Description of the task => Give back every line exactly as it appears, pictures excluded.

Entries with figure data =>
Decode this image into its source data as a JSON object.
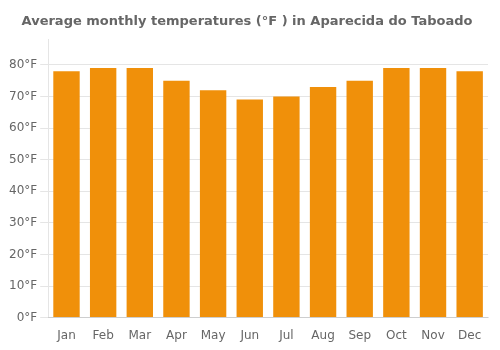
{
  "chart_data": {
    "type": "bar",
    "title": "Average monthly temperatures (°F ) in Aparecida do Taboado",
    "categories": [
      "Jan",
      "Feb",
      "Mar",
      "Apr",
      "May",
      "Jun",
      "Jul",
      "Aug",
      "Sep",
      "Oct",
      "Nov",
      "Dec"
    ],
    "values": [
      78,
      79,
      79,
      75,
      72,
      69,
      70,
      73,
      75,
      79,
      79,
      78
    ],
    "color": "#F0900A",
    "ylim": [
      0,
      88
    ],
    "yticks": [
      {
        "value": 0,
        "label": "0°F"
      },
      {
        "value": 10,
        "label": "10°F"
      },
      {
        "value": 20,
        "label": "20°F"
      },
      {
        "value": 30,
        "label": "30°F"
      },
      {
        "value": 40,
        "label": "40°F"
      },
      {
        "value": 50,
        "label": "50°F"
      },
      {
        "value": 60,
        "label": "60°F"
      },
      {
        "value": 70,
        "label": "70°F"
      },
      {
        "value": 80,
        "label": "80°F"
      }
    ],
    "grid": true
  }
}
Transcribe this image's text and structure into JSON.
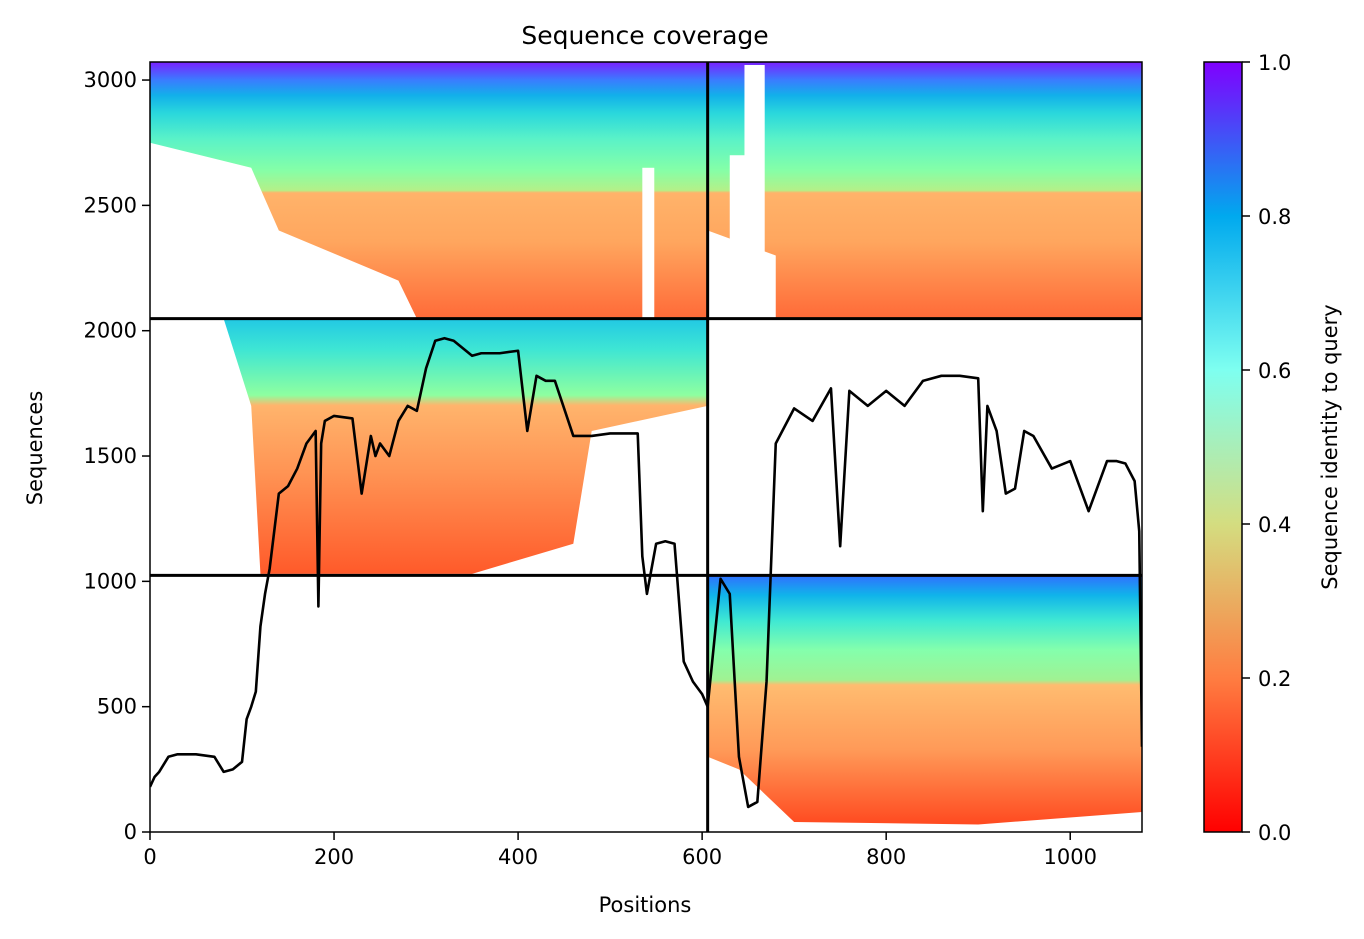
{
  "chart_data": {
    "type": "heatmap",
    "title": "Sequence coverage",
    "xlabel": "Positions",
    "ylabel": "Sequences",
    "xlim": [
      0,
      1078
    ],
    "ylim": [
      0,
      3072
    ],
    "xticks": [
      0,
      200,
      400,
      600,
      800,
      1000
    ],
    "yticks": [
      0,
      500,
      1000,
      1500,
      2000,
      2500,
      3000
    ],
    "colormap": "rainbow_r",
    "colorbar": {
      "label": "Sequence identity to query",
      "range": [
        0.0,
        1.0
      ],
      "ticks": [
        "0.0",
        "0.2",
        "0.4",
        "0.6",
        "0.8",
        "1.0"
      ],
      "stops": [
        "#ff0000",
        "#ff7d41",
        "#d4dd80",
        "#7efff0",
        "#00a9ee",
        "#8000ff"
      ]
    },
    "domain_boundaries": {
      "x": [
        606
      ],
      "y": [
        1024,
        2048
      ]
    },
    "blocks": [
      {
        "x": [
          0,
          606
        ],
        "y": [
          2048,
          3072
        ],
        "identity_top": 1.0,
        "identity_bottom": 0.1
      },
      {
        "x": [
          606,
          1078
        ],
        "y": [
          2048,
          3072
        ],
        "identity_top": 1.0,
        "identity_bottom": 0.1
      },
      {
        "x": [
          0,
          606
        ],
        "y": [
          1024,
          2048
        ],
        "identity_top": 0.7,
        "identity_bottom": 0.1
      },
      {
        "x": [
          606,
          1078
        ],
        "y": [
          0,
          1024
        ],
        "identity_top": 0.95,
        "identity_bottom": 0.1
      }
    ],
    "coverage_line": {
      "color": "#000000",
      "x": [
        0,
        5,
        10,
        20,
        30,
        50,
        70,
        80,
        90,
        100,
        105,
        110,
        115,
        120,
        125,
        130,
        140,
        150,
        160,
        170,
        180,
        183,
        186,
        190,
        200,
        220,
        230,
        240,
        245,
        250,
        260,
        270,
        280,
        290,
        300,
        310,
        320,
        330,
        350,
        360,
        380,
        400,
        410,
        420,
        430,
        440,
        460,
        480,
        500,
        520,
        530,
        535,
        540,
        550,
        560,
        570,
        580,
        590,
        600,
        606,
        620,
        630,
        640,
        650,
        660,
        670,
        680,
        700,
        720,
        740,
        750,
        760,
        780,
        800,
        820,
        840,
        860,
        880,
        900,
        905,
        910,
        920,
        930,
        940,
        950,
        960,
        980,
        1000,
        1020,
        1040,
        1050,
        1060,
        1070,
        1075,
        1078
      ],
      "y": [
        180,
        220,
        240,
        300,
        310,
        310,
        300,
        240,
        250,
        280,
        450,
        500,
        560,
        820,
        950,
        1050,
        1350,
        1380,
        1450,
        1550,
        1600,
        900,
        1550,
        1640,
        1660,
        1650,
        1350,
        1580,
        1500,
        1550,
        1500,
        1640,
        1700,
        1680,
        1850,
        1960,
        1970,
        1960,
        1900,
        1910,
        1910,
        1920,
        1600,
        1820,
        1800,
        1800,
        1580,
        1580,
        1590,
        1590,
        1590,
        1100,
        950,
        1150,
        1160,
        1150,
        680,
        600,
        550,
        500,
        1010,
        950,
        300,
        100,
        120,
        600,
        1550,
        1690,
        1640,
        1770,
        1140,
        1760,
        1700,
        1760,
        1700,
        1800,
        1820,
        1820,
        1810,
        1280,
        1700,
        1600,
        1350,
        1370,
        1600,
        1580,
        1450,
        1480,
        1280,
        1480,
        1480,
        1470,
        1400,
        1200,
        340
      ]
    }
  }
}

Right answer =>
Decode this image into its source data as a JSON object.
{
  "chart_data": {
    "type": "bar",
    "title": "Average monthly temperatures (°F ) in Aparecida do Taboado",
    "categories": [
      "Jan",
      "Feb",
      "Mar",
      "Apr",
      "May",
      "Jun",
      "Jul",
      "Aug",
      "Sep",
      "Oct",
      "Nov",
      "Dec"
    ],
    "values": [
      78,
      79,
      79,
      75,
      72,
      69,
      70,
      73,
      75,
      79,
      79,
      78
    ],
    "color": "#F0900A",
    "ylim": [
      0,
      88
    ],
    "yticks": [
      {
        "value": 0,
        "label": "0°F"
      },
      {
        "value": 10,
        "label": "10°F"
      },
      {
        "value": 20,
        "label": "20°F"
      },
      {
        "value": 30,
        "label": "30°F"
      },
      {
        "value": 40,
        "label": "40°F"
      },
      {
        "value": 50,
        "label": "50°F"
      },
      {
        "value": 60,
        "label": "60°F"
      },
      {
        "value": 70,
        "label": "70°F"
      },
      {
        "value": 80,
        "label": "80°F"
      }
    ],
    "grid": true
  }
}
Transcribe this image's text and structure into JSON.
{
  "chart_data": {
    "type": "heatmap",
    "title": "Sequence coverage",
    "xlabel": "Positions",
    "ylabel": "Sequences",
    "xlim": [
      0,
      1078
    ],
    "ylim": [
      0,
      3072
    ],
    "xticks": [
      0,
      200,
      400,
      600,
      800,
      1000
    ],
    "yticks": [
      0,
      500,
      1000,
      1500,
      2000,
      2500,
      3000
    ],
    "colormap": "rainbow_r",
    "colorbar": {
      "label": "Sequence identity to query",
      "range": [
        0.0,
        1.0
      ],
      "ticks": [
        "0.0",
        "0.2",
        "0.4",
        "0.6",
        "0.8",
        "1.0"
      ],
      "stops": [
        "#ff0000",
        "#ff7d41",
        "#d4dd80",
        "#7efff0",
        "#00a9ee",
        "#8000ff"
      ]
    },
    "domain_boundaries": {
      "x": [
        606
      ],
      "y": [
        1024,
        2048
      ]
    },
    "blocks": [
      {
        "x": [
          0,
          606
        ],
        "y": [
          2048,
          3072
        ],
        "identity_top": 1.0,
        "identity_bottom": 0.1
      },
      {
        "x": [
          606,
          1078
        ],
        "y": [
          2048,
          3072
        ],
        "identity_top": 1.0,
        "identity_bottom": 0.1
      },
      {
        "x": [
          0,
          606
        ],
        "y": [
          1024,
          2048
        ],
        "identity_top": 0.7,
        "identity_bottom": 0.1
      },
      {
        "x": [
          606,
          1078
        ],
        "y": [
          0,
          1024
        ],
        "identity_top": 0.95,
        "identity_bottom": 0.1
      }
    ],
    "coverage_line": {
      "color": "#000000",
      "x": [
        0,
        5,
        10,
        20,
        30,
        50,
        70,
        80,
        90,
        100,
        105,
        110,
        115,
        120,
        125,
        130,
        140,
        150,
        160,
        170,
        180,
        183,
        186,
        190,
        200,
        220,
        230,
        240,
        245,
        250,
        260,
        270,
        280,
        290,
        300,
        310,
        320,
        330,
        350,
        360,
        380,
        400,
        410,
        420,
        430,
        440,
        460,
        480,
        500,
        520,
        530,
        535,
        540,
        550,
        560,
        570,
        580,
        590,
        600,
        606,
        620,
        630,
        640,
        650,
        660,
        670,
        680,
        700,
        720,
        740,
        750,
        760,
        780,
        800,
        820,
        840,
        860,
        880,
        900,
        905,
        910,
        920,
        930,
        940,
        950,
        960,
        980,
        1000,
        1020,
        1040,
        1050,
        1060,
        1070,
        1075,
        1078
      ],
      "y": [
        180,
        220,
        240,
        300,
        310,
        310,
        300,
        240,
        250,
        280,
        450,
        500,
        560,
        820,
        950,
        1050,
        1350,
        1380,
        1450,
        1550,
        1600,
        900,
        1550,
        1640,
        1660,
        1650,
        1350,
        1580,
        1500,
        1550,
        1500,
        1640,
        1700,
        1680,
        1850,
        1960,
        1970,
        1960,
        1900,
        1910,
        1910,
        1920,
        1600,
        1820,
        1800,
        1800,
        1580,
        1580,
        1590,
        1590,
        1590,
        1100,
        950,
        1150,
        1160,
        1150,
        680,
        600,
        550,
        500,
        1010,
        950,
        300,
        100,
        120,
        600,
        1550,
        1690,
        1640,
        1770,
        1140,
        1760,
        1700,
        1760,
        1700,
        1800,
        1820,
        1820,
        1810,
        1280,
        1700,
        1600,
        1350,
        1370,
        1600,
        1580,
        1450,
        1480,
        1280,
        1480,
        1480,
        1470,
        1400,
        1200,
        340
      ]
    }
  }
}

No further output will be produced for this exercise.